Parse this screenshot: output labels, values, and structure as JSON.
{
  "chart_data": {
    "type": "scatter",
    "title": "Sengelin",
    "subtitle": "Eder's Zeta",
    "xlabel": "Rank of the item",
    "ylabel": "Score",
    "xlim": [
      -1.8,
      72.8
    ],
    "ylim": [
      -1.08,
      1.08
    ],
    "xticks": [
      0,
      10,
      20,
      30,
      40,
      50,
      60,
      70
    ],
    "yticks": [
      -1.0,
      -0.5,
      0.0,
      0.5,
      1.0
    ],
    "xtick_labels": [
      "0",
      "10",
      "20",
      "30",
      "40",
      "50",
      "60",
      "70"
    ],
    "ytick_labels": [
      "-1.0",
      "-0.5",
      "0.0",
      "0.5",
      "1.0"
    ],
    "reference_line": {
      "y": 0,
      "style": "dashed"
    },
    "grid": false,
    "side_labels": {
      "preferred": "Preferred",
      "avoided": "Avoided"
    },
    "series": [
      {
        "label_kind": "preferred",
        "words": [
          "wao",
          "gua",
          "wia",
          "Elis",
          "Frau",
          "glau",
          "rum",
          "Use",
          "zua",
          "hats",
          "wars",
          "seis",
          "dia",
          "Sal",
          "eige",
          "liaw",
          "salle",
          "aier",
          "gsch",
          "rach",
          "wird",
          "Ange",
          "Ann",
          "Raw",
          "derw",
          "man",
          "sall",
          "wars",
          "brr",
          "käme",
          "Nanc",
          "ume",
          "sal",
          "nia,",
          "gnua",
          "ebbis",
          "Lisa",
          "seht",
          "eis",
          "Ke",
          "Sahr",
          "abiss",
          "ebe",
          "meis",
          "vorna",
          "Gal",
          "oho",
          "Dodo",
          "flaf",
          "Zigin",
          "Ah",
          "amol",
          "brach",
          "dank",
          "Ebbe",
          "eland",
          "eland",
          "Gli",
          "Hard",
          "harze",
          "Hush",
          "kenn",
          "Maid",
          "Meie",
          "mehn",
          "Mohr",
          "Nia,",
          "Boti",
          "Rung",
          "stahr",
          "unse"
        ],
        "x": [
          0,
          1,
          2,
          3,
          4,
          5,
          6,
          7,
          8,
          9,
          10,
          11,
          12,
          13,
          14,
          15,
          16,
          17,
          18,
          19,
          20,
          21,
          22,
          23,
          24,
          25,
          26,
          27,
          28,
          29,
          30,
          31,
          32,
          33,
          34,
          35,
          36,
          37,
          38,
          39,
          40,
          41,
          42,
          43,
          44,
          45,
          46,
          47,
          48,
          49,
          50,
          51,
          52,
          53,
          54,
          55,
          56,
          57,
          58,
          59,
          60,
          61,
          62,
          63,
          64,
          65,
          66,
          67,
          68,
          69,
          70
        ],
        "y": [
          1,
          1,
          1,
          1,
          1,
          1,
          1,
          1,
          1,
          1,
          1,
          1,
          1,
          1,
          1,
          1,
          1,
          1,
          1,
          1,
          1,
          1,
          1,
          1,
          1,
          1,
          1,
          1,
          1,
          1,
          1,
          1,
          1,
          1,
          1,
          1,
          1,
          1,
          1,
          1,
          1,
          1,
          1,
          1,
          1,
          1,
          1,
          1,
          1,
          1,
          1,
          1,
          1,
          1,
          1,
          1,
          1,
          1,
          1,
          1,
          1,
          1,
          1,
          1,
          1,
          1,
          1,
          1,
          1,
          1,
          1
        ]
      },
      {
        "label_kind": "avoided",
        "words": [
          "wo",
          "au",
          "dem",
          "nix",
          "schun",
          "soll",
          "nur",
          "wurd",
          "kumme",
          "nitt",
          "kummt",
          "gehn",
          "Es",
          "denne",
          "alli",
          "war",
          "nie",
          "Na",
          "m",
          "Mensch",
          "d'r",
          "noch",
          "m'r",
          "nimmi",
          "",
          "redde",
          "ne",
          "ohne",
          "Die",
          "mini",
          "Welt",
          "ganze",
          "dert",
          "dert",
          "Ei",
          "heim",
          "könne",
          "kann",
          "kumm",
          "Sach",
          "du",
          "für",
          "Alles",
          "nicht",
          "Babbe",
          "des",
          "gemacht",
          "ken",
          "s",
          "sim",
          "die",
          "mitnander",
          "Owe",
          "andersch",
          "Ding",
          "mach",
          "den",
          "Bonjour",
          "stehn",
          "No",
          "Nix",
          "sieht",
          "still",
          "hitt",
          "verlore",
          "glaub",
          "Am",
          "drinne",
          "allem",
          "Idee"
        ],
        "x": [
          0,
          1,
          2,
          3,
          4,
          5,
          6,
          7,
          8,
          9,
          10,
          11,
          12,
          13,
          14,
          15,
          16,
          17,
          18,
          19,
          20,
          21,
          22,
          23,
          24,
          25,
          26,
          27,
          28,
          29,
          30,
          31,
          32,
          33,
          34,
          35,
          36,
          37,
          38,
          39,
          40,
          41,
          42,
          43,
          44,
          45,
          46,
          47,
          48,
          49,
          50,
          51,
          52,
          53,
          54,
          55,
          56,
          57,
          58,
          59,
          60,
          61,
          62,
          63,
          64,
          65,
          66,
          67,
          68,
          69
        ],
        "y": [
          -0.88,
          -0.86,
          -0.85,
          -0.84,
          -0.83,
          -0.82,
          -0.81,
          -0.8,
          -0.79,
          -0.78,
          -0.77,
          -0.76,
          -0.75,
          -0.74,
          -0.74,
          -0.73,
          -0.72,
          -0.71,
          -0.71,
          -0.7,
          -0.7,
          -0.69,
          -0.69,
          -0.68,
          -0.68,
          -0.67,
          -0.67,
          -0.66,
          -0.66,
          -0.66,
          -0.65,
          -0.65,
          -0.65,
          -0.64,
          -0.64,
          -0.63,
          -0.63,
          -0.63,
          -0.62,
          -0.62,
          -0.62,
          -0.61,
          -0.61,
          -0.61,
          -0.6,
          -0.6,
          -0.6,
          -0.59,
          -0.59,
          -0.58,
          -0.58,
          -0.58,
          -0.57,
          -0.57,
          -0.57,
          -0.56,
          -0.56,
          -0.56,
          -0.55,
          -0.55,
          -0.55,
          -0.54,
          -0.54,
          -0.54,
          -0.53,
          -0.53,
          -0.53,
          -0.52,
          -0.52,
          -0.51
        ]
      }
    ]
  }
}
· · · · ·
Instructions to follow -
Transcribe the material exactly as it reads.

The solution -
Parse this screenshot: output labels, values, and structure as JSON.
{
  "chart_data": {
    "type": "scatter",
    "title": "Sengelin",
    "subtitle": "Eder's Zeta",
    "xlabel": "Rank of the item",
    "ylabel": "Score",
    "xlim": [
      -1.8,
      72.8
    ],
    "ylim": [
      -1.08,
      1.08
    ],
    "xticks": [
      0,
      10,
      20,
      30,
      40,
      50,
      60,
      70
    ],
    "yticks": [
      -1.0,
      -0.5,
      0.0,
      0.5,
      1.0
    ],
    "xtick_labels": [
      "0",
      "10",
      "20",
      "30",
      "40",
      "50",
      "60",
      "70"
    ],
    "ytick_labels": [
      "-1.0",
      "-0.5",
      "0.0",
      "0.5",
      "1.0"
    ],
    "reference_line": {
      "y": 0,
      "style": "dashed"
    },
    "grid": false,
    "side_labels": {
      "preferred": "Preferred",
      "avoided": "Avoided"
    },
    "series": [
      {
        "label_kind": "preferred",
        "words": [
          "wao",
          "gua",
          "wia",
          "Elis",
          "Frau",
          "glau",
          "rum",
          "Use",
          "zua",
          "hats",
          "wars",
          "seis",
          "dia",
          "Sal",
          "eige",
          "liaw",
          "salle",
          "aier",
          "gsch",
          "rach",
          "wird",
          "Ange",
          "Ann",
          "Raw",
          "derw",
          "man",
          "sall",
          "wars",
          "brr",
          "käme",
          "Nanc",
          "ume",
          "sal",
          "nia,",
          "gnua",
          "ebbis",
          "Lisa",
          "seht",
          "eis",
          "Ke",
          "Sahr",
          "abiss",
          "ebe",
          "meis",
          "vorna",
          "Gal",
          "oho",
          "Dodo",
          "flaf",
          "Zigin",
          "Ah",
          "amol",
          "brach",
          "dank",
          "Ebbe",
          "eland",
          "eland",
          "Gli",
          "Hard",
          "harze",
          "Hush",
          "kenn",
          "Maid",
          "Meie",
          "mehn",
          "Mohr",
          "Nia,",
          "Boti",
          "Rung",
          "stahr",
          "unse"
        ],
        "x": [
          0,
          1,
          2,
          3,
          4,
          5,
          6,
          7,
          8,
          9,
          10,
          11,
          12,
          13,
          14,
          15,
          16,
          17,
          18,
          19,
          20,
          21,
          22,
          23,
          24,
          25,
          26,
          27,
          28,
          29,
          30,
          31,
          32,
          33,
          34,
          35,
          36,
          37,
          38,
          39,
          40,
          41,
          42,
          43,
          44,
          45,
          46,
          47,
          48,
          49,
          50,
          51,
          52,
          53,
          54,
          55,
          56,
          57,
          58,
          59,
          60,
          61,
          62,
          63,
          64,
          65,
          66,
          67,
          68,
          69,
          70
        ],
        "y": [
          1,
          1,
          1,
          1,
          1,
          1,
          1,
          1,
          1,
          1,
          1,
          1,
          1,
          1,
          1,
          1,
          1,
          1,
          1,
          1,
          1,
          1,
          1,
          1,
          1,
          1,
          1,
          1,
          1,
          1,
          1,
          1,
          1,
          1,
          1,
          1,
          1,
          1,
          1,
          1,
          1,
          1,
          1,
          1,
          1,
          1,
          1,
          1,
          1,
          1,
          1,
          1,
          1,
          1,
          1,
          1,
          1,
          1,
          1,
          1,
          1,
          1,
          1,
          1,
          1,
          1,
          1,
          1,
          1,
          1,
          1
        ]
      },
      {
        "label_kind": "avoided",
        "words": [
          "wo",
          "au",
          "dem",
          "nix",
          "schun",
          "soll",
          "nur",
          "wurd",
          "kumme",
          "nitt",
          "kummt",
          "gehn",
          "Es",
          "denne",
          "alli",
          "war",
          "nie",
          "Na",
          "m",
          "Mensch",
          "d'r",
          "noch",
          "m'r",
          "nimmi",
          "",
          "redde",
          "ne",
          "ohne",
          "Die",
          "mini",
          "Welt",
          "ganze",
          "dert",
          "dert",
          "Ei",
          "heim",
          "könne",
          "kann",
          "kumm",
          "Sach",
          "du",
          "für",
          "Alles",
          "nicht",
          "Babbe",
          "des",
          "gemacht",
          "ken",
          "s",
          "sim",
          "die",
          "mitnander",
          "Owe",
          "andersch",
          "Ding",
          "mach",
          "den",
          "Bonjour",
          "stehn",
          "No",
          "Nix",
          "sieht",
          "still",
          "hitt",
          "verlore",
          "glaub",
          "Am",
          "drinne",
          "allem",
          "Idee"
        ],
        "x": [
          0,
          1,
          2,
          3,
          4,
          5,
          6,
          7,
          8,
          9,
          10,
          11,
          12,
          13,
          14,
          15,
          16,
          17,
          18,
          19,
          20,
          21,
          22,
          23,
          24,
          25,
          26,
          27,
          28,
          29,
          30,
          31,
          32,
          33,
          34,
          35,
          36,
          37,
          38,
          39,
          40,
          41,
          42,
          43,
          44,
          45,
          46,
          47,
          48,
          49,
          50,
          51,
          52,
          53,
          54,
          55,
          56,
          57,
          58,
          59,
          60,
          61,
          62,
          63,
          64,
          65,
          66,
          67,
          68,
          69
        ],
        "y": [
          -0.88,
          -0.86,
          -0.85,
          -0.84,
          -0.83,
          -0.82,
          -0.81,
          -0.8,
          -0.79,
          -0.78,
          -0.77,
          -0.76,
          -0.75,
          -0.74,
          -0.74,
          -0.73,
          -0.72,
          -0.71,
          -0.71,
          -0.7,
          -0.7,
          -0.69,
          -0.69,
          -0.68,
          -0.68,
          -0.67,
          -0.67,
          -0.66,
          -0.66,
          -0.66,
          -0.65,
          -0.65,
          -0.65,
          -0.64,
          -0.64,
          -0.63,
          -0.63,
          -0.63,
          -0.62,
          -0.62,
          -0.62,
          -0.61,
          -0.61,
          -0.61,
          -0.6,
          -0.6,
          -0.6,
          -0.59,
          -0.59,
          -0.58,
          -0.58,
          -0.58,
          -0.57,
          -0.57,
          -0.57,
          -0.56,
          -0.56,
          -0.56,
          -0.55,
          -0.55,
          -0.55,
          -0.54,
          -0.54,
          -0.54,
          -0.53,
          -0.53,
          -0.53,
          -0.52,
          -0.52,
          -0.51
        ]
      }
    ]
  }
}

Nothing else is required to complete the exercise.